◆ Given instruction:
Transcribe every entry word for word, but skip the images.

◆ Provided information:
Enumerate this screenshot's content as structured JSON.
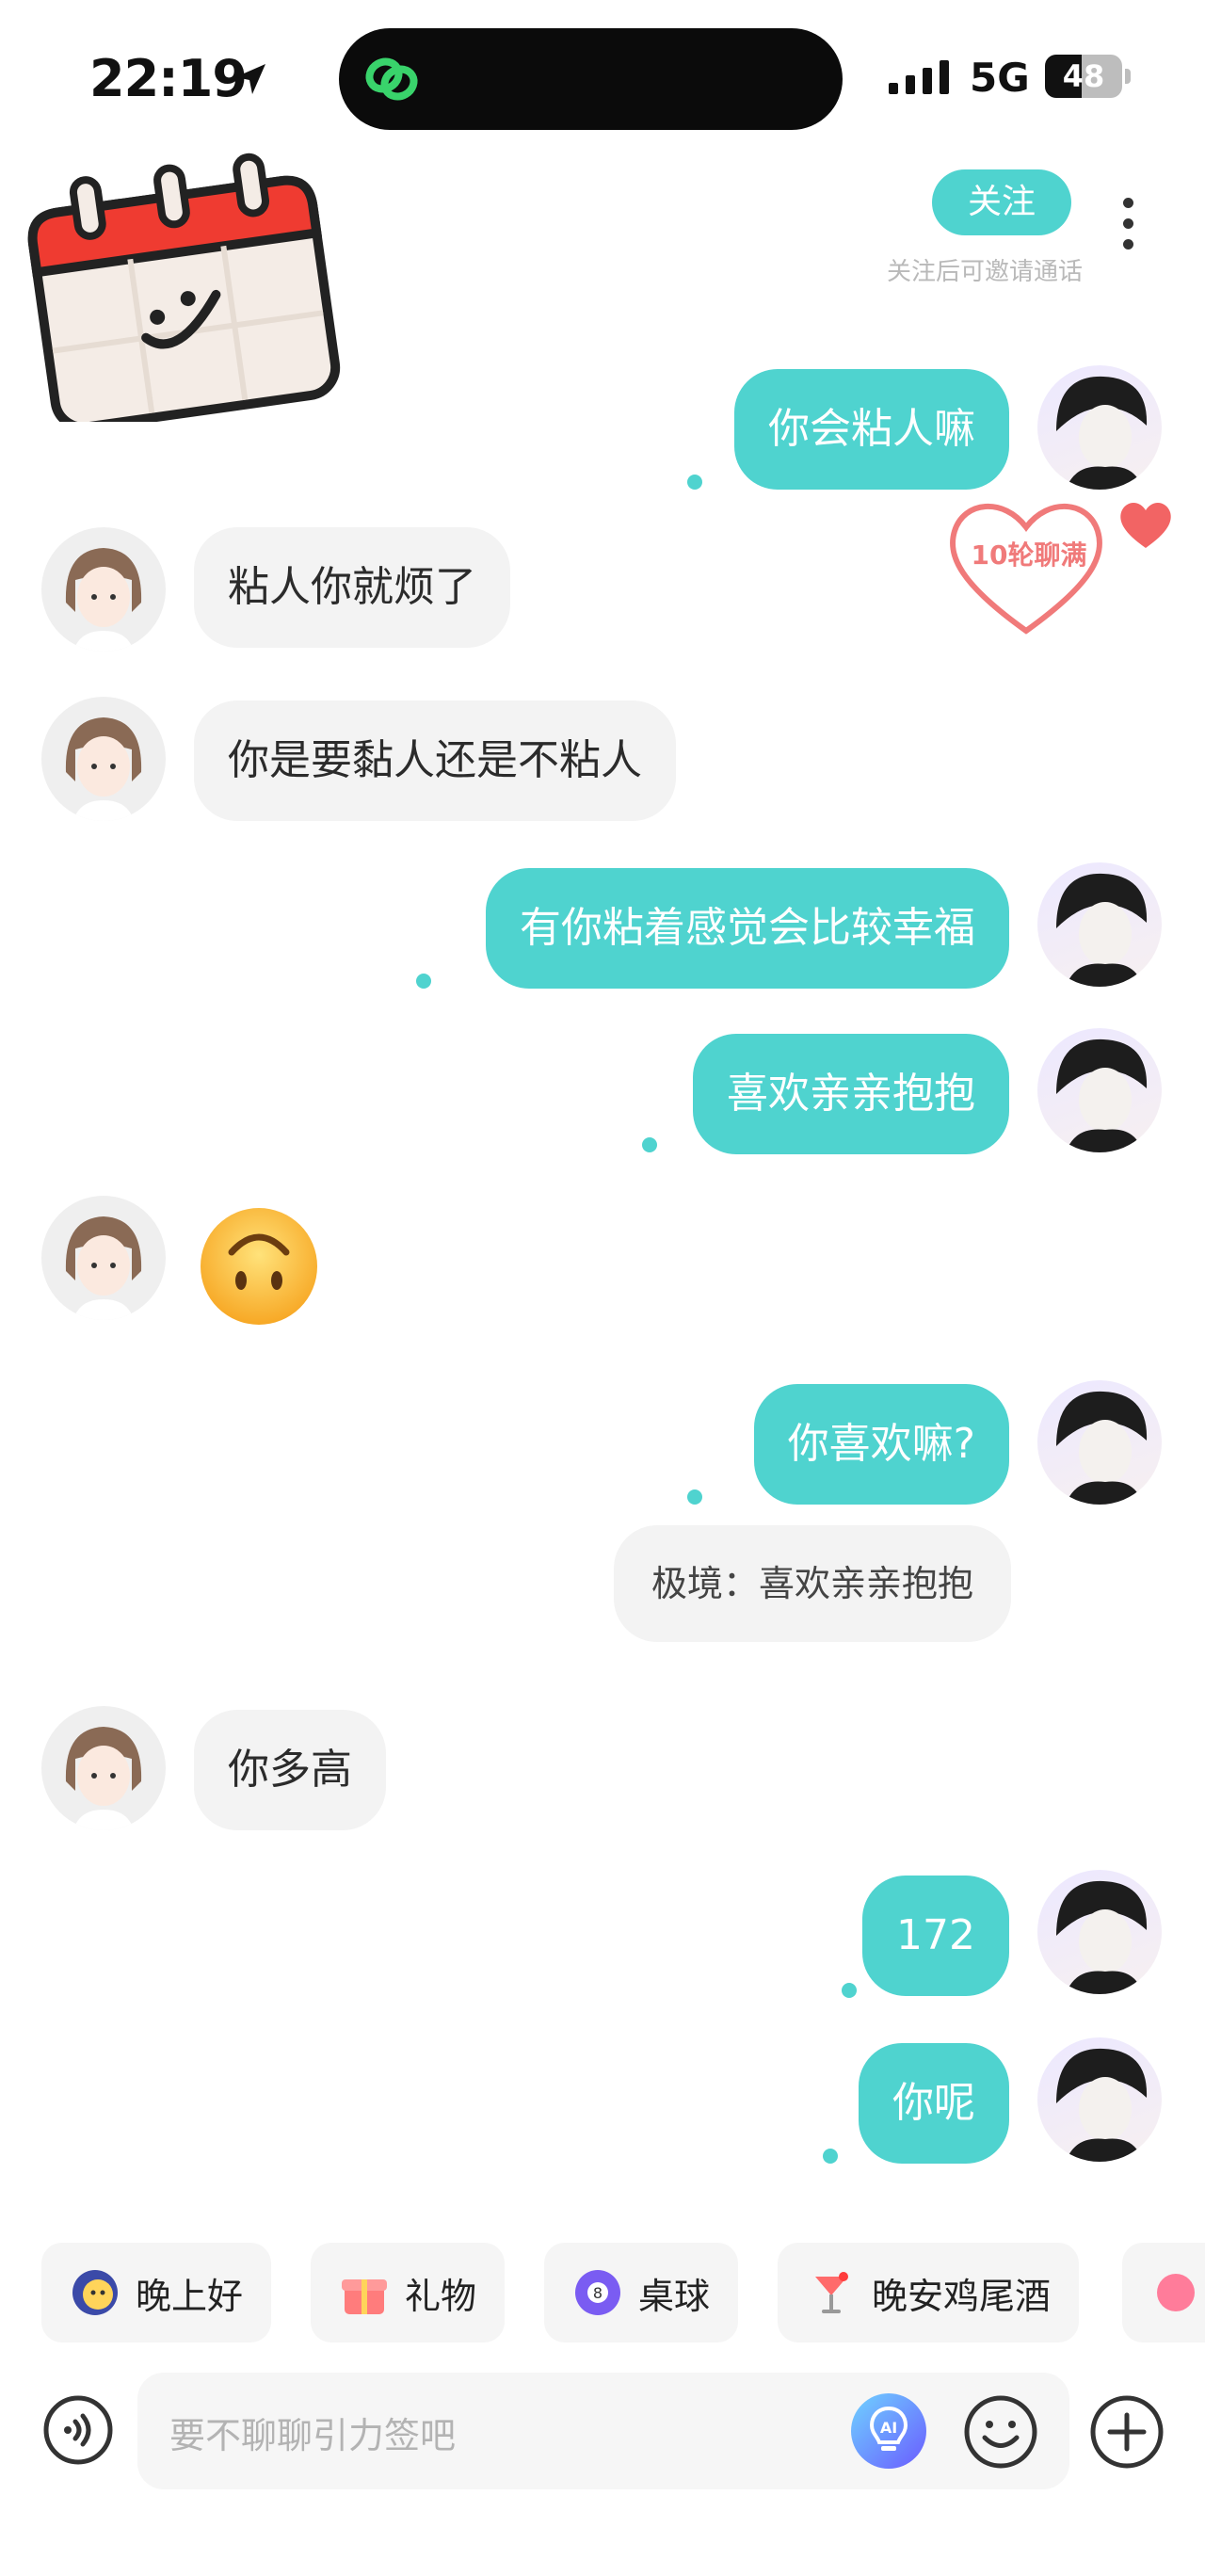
{
  "status_bar": {
    "time": "22:19",
    "network": "5G",
    "battery": "48",
    "battery_level": 0.48
  },
  "header": {
    "follow_label": "关注",
    "follow_hint": "关注后可邀请通话"
  },
  "badge": {
    "label": "10轮聊满"
  },
  "messages": [
    {
      "side": "out",
      "text": "你会粘人嘛"
    },
    {
      "side": "in",
      "text": "粘人你就烦了"
    },
    {
      "side": "in",
      "text": "你是要黏人还是不粘人"
    },
    {
      "side": "out",
      "text": "有你粘着感觉会比较幸福"
    },
    {
      "side": "out",
      "text": "喜欢亲亲抱抱"
    },
    {
      "side": "in",
      "emoji": "upside-down-face"
    },
    {
      "side": "out",
      "text": "你喜欢嘛?"
    },
    {
      "side": "out",
      "quote": "极境：喜欢亲亲抱抱"
    },
    {
      "side": "in",
      "text": "你多高"
    },
    {
      "side": "out",
      "text": "172"
    },
    {
      "side": "out",
      "text": "你呢"
    }
  ],
  "quick_actions": [
    {
      "label": "晚上好",
      "icon": "moon-face-icon"
    },
    {
      "label": "礼物",
      "icon": "gift-icon"
    },
    {
      "label": "桌球",
      "icon": "billiard-ball-icon"
    },
    {
      "label": "晚安鸡尾酒",
      "icon": "cocktail-icon"
    }
  ],
  "input": {
    "placeholder": "要不聊聊引力签吧"
  },
  "colors": {
    "accent": "#4fd3cf",
    "incoming_bubble": "#f3f3f3",
    "heart": "#f07a7a"
  }
}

◆ Written solution:
Enumerate this screenshot's content as structured JSON.
{
  "status_bar": {
    "time": "22:19",
    "network": "5G",
    "battery": "48",
    "battery_level": 0.48
  },
  "header": {
    "follow_label": "关注",
    "follow_hint": "关注后可邀请通话"
  },
  "badge": {
    "label": "10轮聊满"
  },
  "messages": [
    {
      "side": "out",
      "text": "你会粘人嘛"
    },
    {
      "side": "in",
      "text": "粘人你就烦了"
    },
    {
      "side": "in",
      "text": "你是要黏人还是不粘人"
    },
    {
      "side": "out",
      "text": "有你粘着感觉会比较幸福"
    },
    {
      "side": "out",
      "text": "喜欢亲亲抱抱"
    },
    {
      "side": "in",
      "emoji": "upside-down-face"
    },
    {
      "side": "out",
      "text": "你喜欢嘛?"
    },
    {
      "side": "out",
      "quote": "极境：喜欢亲亲抱抱"
    },
    {
      "side": "in",
      "text": "你多高"
    },
    {
      "side": "out",
      "text": "172"
    },
    {
      "side": "out",
      "text": "你呢"
    }
  ],
  "quick_actions": [
    {
      "label": "晚上好",
      "icon": "moon-face-icon"
    },
    {
      "label": "礼物",
      "icon": "gift-icon"
    },
    {
      "label": "桌球",
      "icon": "billiard-ball-icon"
    },
    {
      "label": "晚安鸡尾酒",
      "icon": "cocktail-icon"
    }
  ],
  "input": {
    "placeholder": "要不聊聊引力签吧"
  },
  "colors": {
    "accent": "#4fd3cf",
    "incoming_bubble": "#f3f3f3",
    "heart": "#f07a7a"
  }
}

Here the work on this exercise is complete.